Quote all entries exactly, leaving pictures aside.

# [DATA SHOWN]
○ ○ ○ ○ ○

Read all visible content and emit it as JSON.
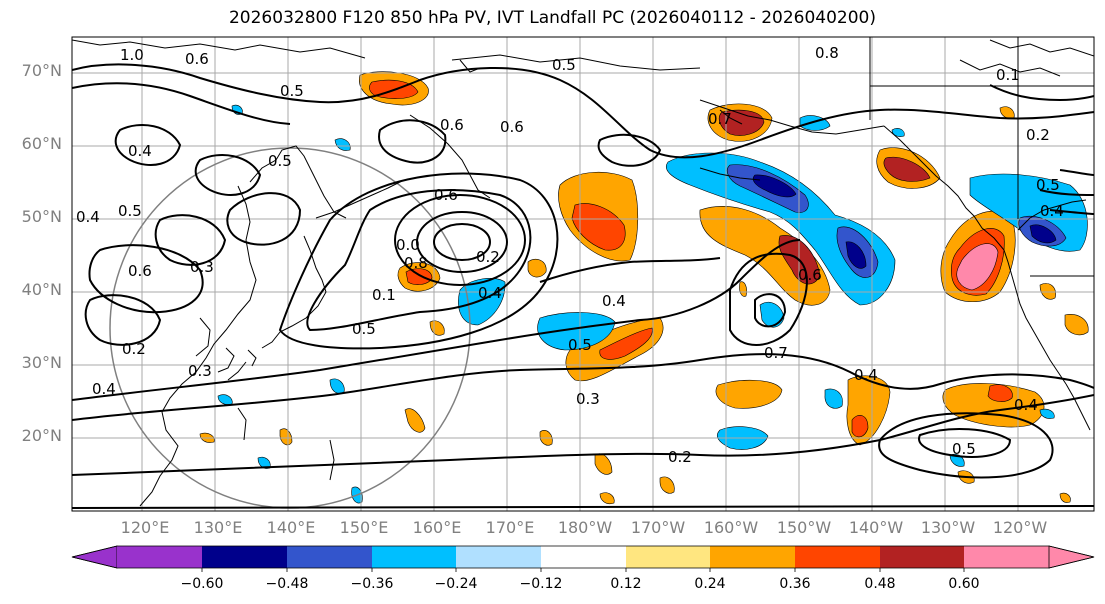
{
  "title": "2026032800 F120 850 hPa PV, IVT Landfall PC (2026040112 - 2026040200)",
  "lat_labels": [
    "70°N",
    "60°N",
    "50°N",
    "40°N",
    "30°N",
    "20°N"
  ],
  "lon_labels": [
    "120°E",
    "130°E",
    "140°E",
    "150°E",
    "160°E",
    "170°E",
    "180°W",
    "170°W",
    "160°W",
    "150°W",
    "140°W",
    "130°W",
    "120°W"
  ],
  "colorbar": {
    "ticks": [
      "−0.60",
      "−0.48",
      "−0.36",
      "−0.24",
      "−0.12",
      "0.12",
      "0.24",
      "0.36",
      "0.48",
      "0.60"
    ],
    "colors": [
      "#9932cc",
      "#00008b",
      "#3355cc",
      "#00bfff",
      "#b0e0ff",
      "#ffffff",
      "#ffe680",
      "#ffa500",
      "#ff4500",
      "#b22222",
      "#ff88aa"
    ]
  },
  "contour_labels": [
    "1.0",
    "0.8",
    "0.5",
    "0.5",
    "0.6",
    "0.5",
    "0.4",
    "0.5",
    "0.4",
    "0.6",
    "0.3",
    "0.2",
    "0.4",
    "0.3",
    "0.6",
    "0.0",
    "0.8",
    "0.2",
    "0.1",
    "0.5",
    "0.4",
    "0.6",
    "0.4",
    "0.7",
    "0.5",
    "0.3",
    "0.4",
    "0.2",
    "0.5",
    "0.4",
    "0.6",
    "0.7",
    "0.1",
    "0.2",
    "0.5",
    "0.4",
    "0.6"
  ]
}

○ ○ ○ ○ ○

# [ANSWER IN FULL]
Read all visible content and emit it as JSON.
{
  "title": "2026032800 F120 850 hPa PV, IVT Landfall PC (2026040112 - 2026040200)",
  "lat_labels": [
    "70°N",
    "60°N",
    "50°N",
    "40°N",
    "30°N",
    "20°N"
  ],
  "lon_labels": [
    "120°E",
    "130°E",
    "140°E",
    "150°E",
    "160°E",
    "170°E",
    "180°W",
    "170°W",
    "160°W",
    "150°W",
    "140°W",
    "130°W",
    "120°W"
  ],
  "colorbar": {
    "ticks": [
      "−0.60",
      "−0.48",
      "−0.36",
      "−0.24",
      "−0.12",
      "0.12",
      "0.24",
      "0.36",
      "0.48",
      "0.60"
    ],
    "colors": [
      "#9932cc",
      "#00008b",
      "#3355cc",
      "#00bfff",
      "#b0e0ff",
      "#ffffff",
      "#ffe680",
      "#ffa500",
      "#ff4500",
      "#b22222",
      "#ff88aa"
    ]
  },
  "contour_labels": [
    "1.0",
    "0.8",
    "0.5",
    "0.5",
    "0.6",
    "0.5",
    "0.4",
    "0.5",
    "0.4",
    "0.6",
    "0.3",
    "0.2",
    "0.4",
    "0.3",
    "0.6",
    "0.0",
    "0.8",
    "0.2",
    "0.1",
    "0.5",
    "0.4",
    "0.6",
    "0.4",
    "0.7",
    "0.5",
    "0.3",
    "0.4",
    "0.2",
    "0.5",
    "0.4",
    "0.6",
    "0.7",
    "0.1",
    "0.2",
    "0.5",
    "0.4",
    "0.6"
  ]
}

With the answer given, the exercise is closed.